### Goal
Copy all lines in which the word "haluamasi" can be found.

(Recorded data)
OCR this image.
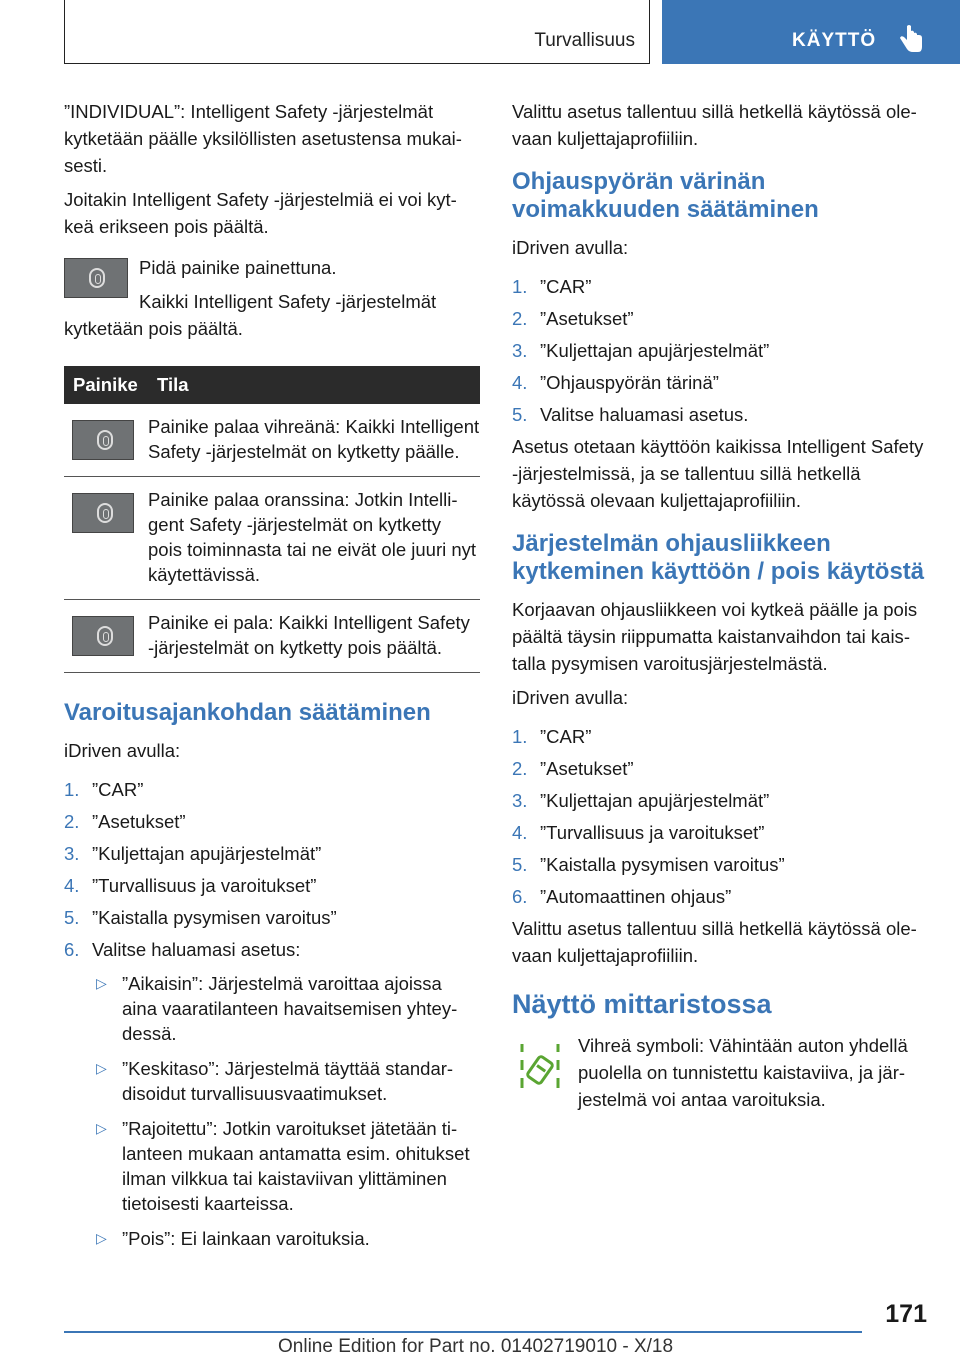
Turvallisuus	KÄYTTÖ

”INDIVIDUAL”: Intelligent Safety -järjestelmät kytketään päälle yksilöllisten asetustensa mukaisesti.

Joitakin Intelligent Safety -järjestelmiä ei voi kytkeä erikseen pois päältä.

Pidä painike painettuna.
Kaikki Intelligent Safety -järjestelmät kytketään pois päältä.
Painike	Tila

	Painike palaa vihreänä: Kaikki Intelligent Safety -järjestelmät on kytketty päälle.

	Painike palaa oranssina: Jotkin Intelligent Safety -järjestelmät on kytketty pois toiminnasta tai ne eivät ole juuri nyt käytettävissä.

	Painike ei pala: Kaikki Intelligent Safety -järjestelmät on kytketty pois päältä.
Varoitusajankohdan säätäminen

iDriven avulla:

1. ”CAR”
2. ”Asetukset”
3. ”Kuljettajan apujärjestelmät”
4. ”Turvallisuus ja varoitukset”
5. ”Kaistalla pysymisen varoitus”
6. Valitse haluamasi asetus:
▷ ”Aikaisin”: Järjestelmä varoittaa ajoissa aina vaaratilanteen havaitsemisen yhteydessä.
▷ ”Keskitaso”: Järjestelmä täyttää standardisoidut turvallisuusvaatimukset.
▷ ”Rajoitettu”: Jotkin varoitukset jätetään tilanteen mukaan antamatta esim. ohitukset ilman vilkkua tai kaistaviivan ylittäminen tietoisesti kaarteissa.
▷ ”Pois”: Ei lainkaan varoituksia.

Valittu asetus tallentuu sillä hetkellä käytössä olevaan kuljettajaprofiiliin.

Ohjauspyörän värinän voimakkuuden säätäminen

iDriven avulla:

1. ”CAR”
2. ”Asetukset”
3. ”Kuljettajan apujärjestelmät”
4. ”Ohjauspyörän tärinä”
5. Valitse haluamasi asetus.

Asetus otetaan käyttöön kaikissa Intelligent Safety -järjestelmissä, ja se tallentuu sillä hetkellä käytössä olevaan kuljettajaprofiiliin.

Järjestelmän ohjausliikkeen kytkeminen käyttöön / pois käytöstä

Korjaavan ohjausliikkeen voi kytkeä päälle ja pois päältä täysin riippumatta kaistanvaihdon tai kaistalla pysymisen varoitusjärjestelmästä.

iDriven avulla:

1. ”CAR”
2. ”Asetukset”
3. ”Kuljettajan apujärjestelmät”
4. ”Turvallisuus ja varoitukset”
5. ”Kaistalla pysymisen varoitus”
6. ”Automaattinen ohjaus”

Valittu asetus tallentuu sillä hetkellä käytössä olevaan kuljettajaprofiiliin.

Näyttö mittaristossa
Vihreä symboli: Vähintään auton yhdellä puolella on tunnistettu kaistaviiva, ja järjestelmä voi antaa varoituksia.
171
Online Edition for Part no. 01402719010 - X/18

* * *

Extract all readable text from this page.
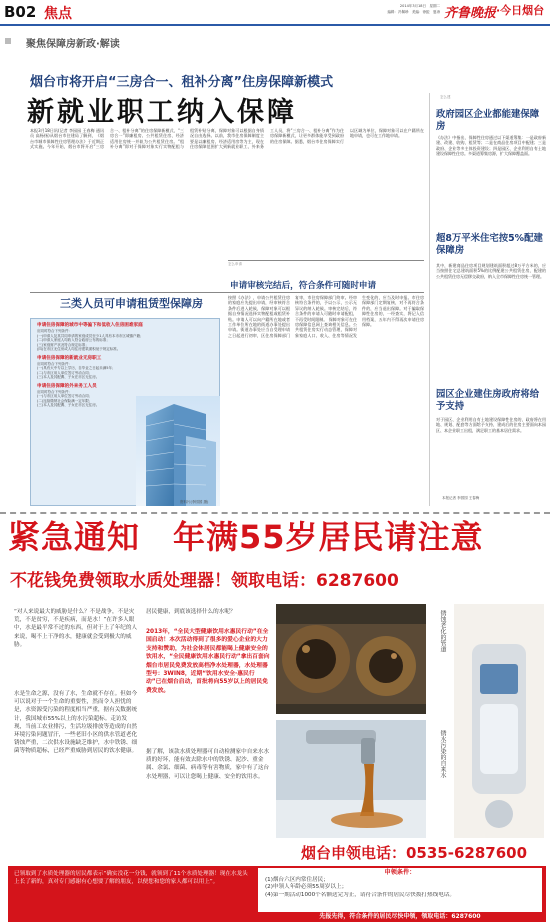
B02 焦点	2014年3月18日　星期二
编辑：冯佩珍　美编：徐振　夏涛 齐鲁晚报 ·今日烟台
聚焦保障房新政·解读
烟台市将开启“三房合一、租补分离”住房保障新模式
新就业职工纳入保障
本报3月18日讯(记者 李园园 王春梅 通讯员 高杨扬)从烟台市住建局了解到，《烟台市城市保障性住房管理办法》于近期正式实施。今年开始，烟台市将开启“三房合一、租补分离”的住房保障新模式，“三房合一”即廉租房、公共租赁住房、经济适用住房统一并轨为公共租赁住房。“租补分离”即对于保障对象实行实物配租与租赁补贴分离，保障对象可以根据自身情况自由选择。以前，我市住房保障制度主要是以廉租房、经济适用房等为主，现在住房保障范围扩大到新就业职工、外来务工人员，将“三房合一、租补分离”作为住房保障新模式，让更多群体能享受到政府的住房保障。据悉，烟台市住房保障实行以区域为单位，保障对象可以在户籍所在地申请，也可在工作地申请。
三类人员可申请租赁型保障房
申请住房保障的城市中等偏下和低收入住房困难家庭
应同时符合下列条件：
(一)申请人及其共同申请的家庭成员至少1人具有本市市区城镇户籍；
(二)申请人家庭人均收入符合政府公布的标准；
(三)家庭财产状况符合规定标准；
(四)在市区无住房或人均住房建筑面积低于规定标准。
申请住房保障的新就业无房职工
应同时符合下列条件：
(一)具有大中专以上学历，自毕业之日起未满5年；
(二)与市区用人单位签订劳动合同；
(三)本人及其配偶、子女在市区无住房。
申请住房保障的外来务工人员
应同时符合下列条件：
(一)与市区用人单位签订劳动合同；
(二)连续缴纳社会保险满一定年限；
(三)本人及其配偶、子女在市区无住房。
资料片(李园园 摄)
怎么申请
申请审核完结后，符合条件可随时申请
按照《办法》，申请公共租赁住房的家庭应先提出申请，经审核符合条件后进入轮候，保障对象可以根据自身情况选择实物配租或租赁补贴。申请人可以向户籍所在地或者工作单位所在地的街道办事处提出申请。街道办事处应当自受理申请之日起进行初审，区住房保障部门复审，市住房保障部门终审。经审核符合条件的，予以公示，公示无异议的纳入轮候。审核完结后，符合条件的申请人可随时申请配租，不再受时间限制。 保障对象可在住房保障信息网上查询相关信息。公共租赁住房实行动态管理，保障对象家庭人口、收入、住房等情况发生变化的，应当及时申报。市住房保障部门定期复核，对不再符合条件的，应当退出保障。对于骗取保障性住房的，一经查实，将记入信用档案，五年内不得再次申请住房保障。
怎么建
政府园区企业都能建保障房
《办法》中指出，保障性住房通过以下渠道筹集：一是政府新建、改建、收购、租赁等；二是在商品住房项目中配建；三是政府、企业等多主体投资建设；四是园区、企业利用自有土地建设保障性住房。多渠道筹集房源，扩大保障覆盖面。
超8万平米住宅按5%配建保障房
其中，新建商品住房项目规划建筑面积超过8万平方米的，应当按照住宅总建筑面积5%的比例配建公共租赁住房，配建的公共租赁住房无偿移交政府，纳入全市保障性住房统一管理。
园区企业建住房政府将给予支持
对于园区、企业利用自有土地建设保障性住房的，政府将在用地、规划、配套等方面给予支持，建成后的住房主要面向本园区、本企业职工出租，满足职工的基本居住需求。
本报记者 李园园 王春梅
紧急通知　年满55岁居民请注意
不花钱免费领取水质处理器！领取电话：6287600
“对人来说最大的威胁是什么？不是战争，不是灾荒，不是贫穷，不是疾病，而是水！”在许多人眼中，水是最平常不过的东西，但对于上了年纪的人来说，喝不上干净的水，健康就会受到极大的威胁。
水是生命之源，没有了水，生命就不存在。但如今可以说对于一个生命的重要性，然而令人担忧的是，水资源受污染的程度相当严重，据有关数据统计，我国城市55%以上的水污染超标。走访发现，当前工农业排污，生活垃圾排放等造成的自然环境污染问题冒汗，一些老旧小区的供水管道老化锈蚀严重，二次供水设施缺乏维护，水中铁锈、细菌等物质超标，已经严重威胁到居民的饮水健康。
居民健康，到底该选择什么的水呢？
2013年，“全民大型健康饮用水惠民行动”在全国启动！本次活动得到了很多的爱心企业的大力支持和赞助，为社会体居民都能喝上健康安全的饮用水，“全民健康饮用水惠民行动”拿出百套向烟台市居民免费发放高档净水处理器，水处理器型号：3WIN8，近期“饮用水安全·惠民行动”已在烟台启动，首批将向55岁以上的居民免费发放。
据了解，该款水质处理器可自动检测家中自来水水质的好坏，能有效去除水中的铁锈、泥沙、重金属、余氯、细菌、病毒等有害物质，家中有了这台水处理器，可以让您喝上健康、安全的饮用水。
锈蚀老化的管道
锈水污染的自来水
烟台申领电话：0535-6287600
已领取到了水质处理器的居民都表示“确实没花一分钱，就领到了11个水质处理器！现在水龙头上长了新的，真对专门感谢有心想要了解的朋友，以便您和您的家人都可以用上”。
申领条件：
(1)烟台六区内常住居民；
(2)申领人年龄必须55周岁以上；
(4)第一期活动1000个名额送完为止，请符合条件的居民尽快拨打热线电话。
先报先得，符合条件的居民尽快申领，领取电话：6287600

==

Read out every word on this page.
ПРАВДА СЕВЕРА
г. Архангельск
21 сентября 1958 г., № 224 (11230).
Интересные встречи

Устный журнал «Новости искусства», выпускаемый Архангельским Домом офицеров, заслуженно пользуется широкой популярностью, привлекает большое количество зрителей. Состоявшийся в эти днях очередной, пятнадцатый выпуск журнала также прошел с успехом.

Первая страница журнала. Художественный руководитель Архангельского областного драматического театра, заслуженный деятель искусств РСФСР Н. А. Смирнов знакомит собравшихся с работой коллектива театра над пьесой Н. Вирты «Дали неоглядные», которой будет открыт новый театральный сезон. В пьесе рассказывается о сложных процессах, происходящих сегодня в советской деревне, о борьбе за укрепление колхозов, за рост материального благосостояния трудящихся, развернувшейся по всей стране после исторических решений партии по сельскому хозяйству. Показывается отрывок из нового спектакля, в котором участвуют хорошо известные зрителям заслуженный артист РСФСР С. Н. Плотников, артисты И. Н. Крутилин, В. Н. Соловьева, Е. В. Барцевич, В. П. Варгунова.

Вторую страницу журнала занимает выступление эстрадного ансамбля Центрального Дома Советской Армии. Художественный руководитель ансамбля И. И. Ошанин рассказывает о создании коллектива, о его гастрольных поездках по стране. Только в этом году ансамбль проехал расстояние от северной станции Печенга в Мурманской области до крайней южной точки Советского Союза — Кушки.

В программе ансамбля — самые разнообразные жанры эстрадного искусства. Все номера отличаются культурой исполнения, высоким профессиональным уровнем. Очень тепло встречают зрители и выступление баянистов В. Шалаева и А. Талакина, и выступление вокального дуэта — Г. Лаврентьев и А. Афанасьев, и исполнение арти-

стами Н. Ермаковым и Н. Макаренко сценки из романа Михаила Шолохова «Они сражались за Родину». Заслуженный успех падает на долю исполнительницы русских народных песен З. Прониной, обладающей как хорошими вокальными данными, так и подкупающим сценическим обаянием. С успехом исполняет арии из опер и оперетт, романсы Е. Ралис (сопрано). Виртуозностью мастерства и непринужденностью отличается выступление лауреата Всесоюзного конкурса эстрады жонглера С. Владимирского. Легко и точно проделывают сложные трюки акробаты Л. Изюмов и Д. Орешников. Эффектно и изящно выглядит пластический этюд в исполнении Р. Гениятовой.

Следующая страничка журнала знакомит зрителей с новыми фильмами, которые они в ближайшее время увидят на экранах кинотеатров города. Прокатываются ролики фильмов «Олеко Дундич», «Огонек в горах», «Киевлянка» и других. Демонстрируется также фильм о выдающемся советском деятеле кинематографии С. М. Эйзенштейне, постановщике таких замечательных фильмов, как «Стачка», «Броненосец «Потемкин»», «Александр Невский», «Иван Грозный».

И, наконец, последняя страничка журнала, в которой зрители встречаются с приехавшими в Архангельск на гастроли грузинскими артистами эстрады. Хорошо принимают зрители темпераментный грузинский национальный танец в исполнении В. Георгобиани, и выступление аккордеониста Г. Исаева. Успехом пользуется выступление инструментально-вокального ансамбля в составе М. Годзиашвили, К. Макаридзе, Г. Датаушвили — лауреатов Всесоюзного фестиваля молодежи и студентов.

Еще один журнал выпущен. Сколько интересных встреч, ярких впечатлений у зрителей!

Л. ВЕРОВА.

### Complete answer
6. Valitse haluamasi asetus:
5. Valitse haluamasi asetus.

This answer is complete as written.